### EXERCISE GOAL
How many lines in the records below contain the word "Flow"? Give only the number.

### DATA FOR THE TASK

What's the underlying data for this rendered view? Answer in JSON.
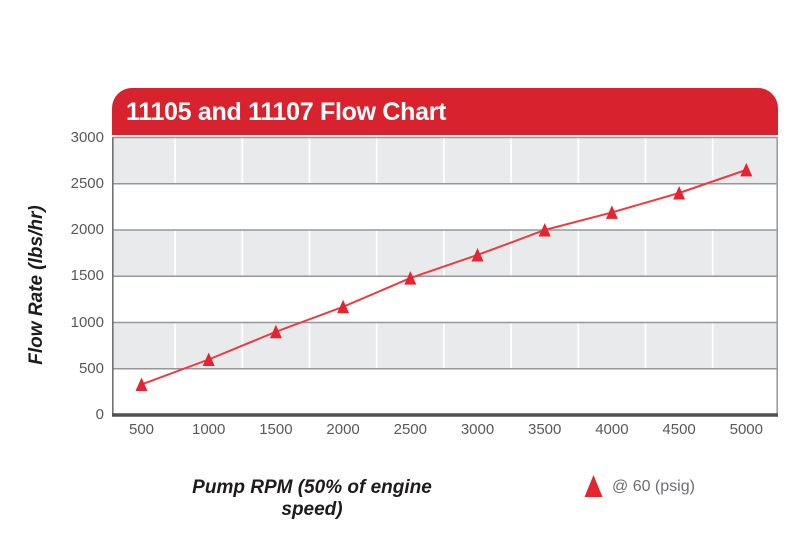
{
  "banner": {
    "title": "11105 and 11107 Flow Chart"
  },
  "axes": {
    "y_title": "Flow Rate (lbs/hr)",
    "x_title": "Pump RPM (50% of engine speed)"
  },
  "legend": {
    "label": "@ 60 (psig)",
    "marker": "triangle-up-icon"
  },
  "colors": {
    "banner_red": "#d8232e",
    "marker_red": "#e42530",
    "line_red": "#ee3a43",
    "band_gray": "#e9eaec",
    "boundary_gray": "#95979a",
    "axis_dark": "#4f5052",
    "left_border": "#707274",
    "right_border": "#9b9da0",
    "vgrid_white": "#ffffff",
    "tick_text": "#58595b",
    "legend_text": "#6d6e71"
  },
  "chart_data": {
    "type": "line",
    "title": "11105 and 11107 Flow Chart",
    "xlabel": "Pump RPM (50% of engine speed)",
    "ylabel": "Flow Rate (lbs/hr)",
    "x": [
      500,
      1000,
      1500,
      2000,
      2500,
      3000,
      3500,
      4000,
      4500,
      5000
    ],
    "series": [
      {
        "name": "@ 60 (psig)",
        "marker": "red triangle-up",
        "values": [
          330,
          600,
          900,
          1170,
          1480,
          1730,
          2000,
          2190,
          2400,
          2650
        ]
      }
    ],
    "x_ticks": [
      500,
      1000,
      1500,
      2000,
      2500,
      3000,
      3500,
      4000,
      4500,
      5000
    ],
    "y_ticks": [
      0,
      500,
      1000,
      1500,
      2000,
      2500,
      3000
    ],
    "xlim": [
      250,
      5250
    ],
    "ylim": [
      0,
      3000
    ],
    "grid": "gray horizontal bands every 500 (500-1000, 1500-2000, 2500-3000); white vertical gridlines at midpoints between x ticks",
    "legend_position": "bottom-right below axis"
  }
}
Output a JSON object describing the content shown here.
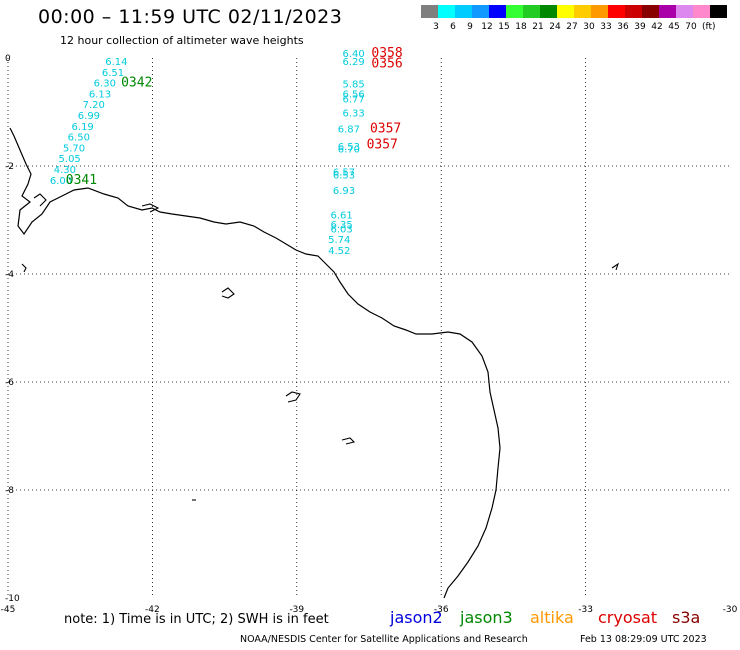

### SOLUTION TO THIS TASK
4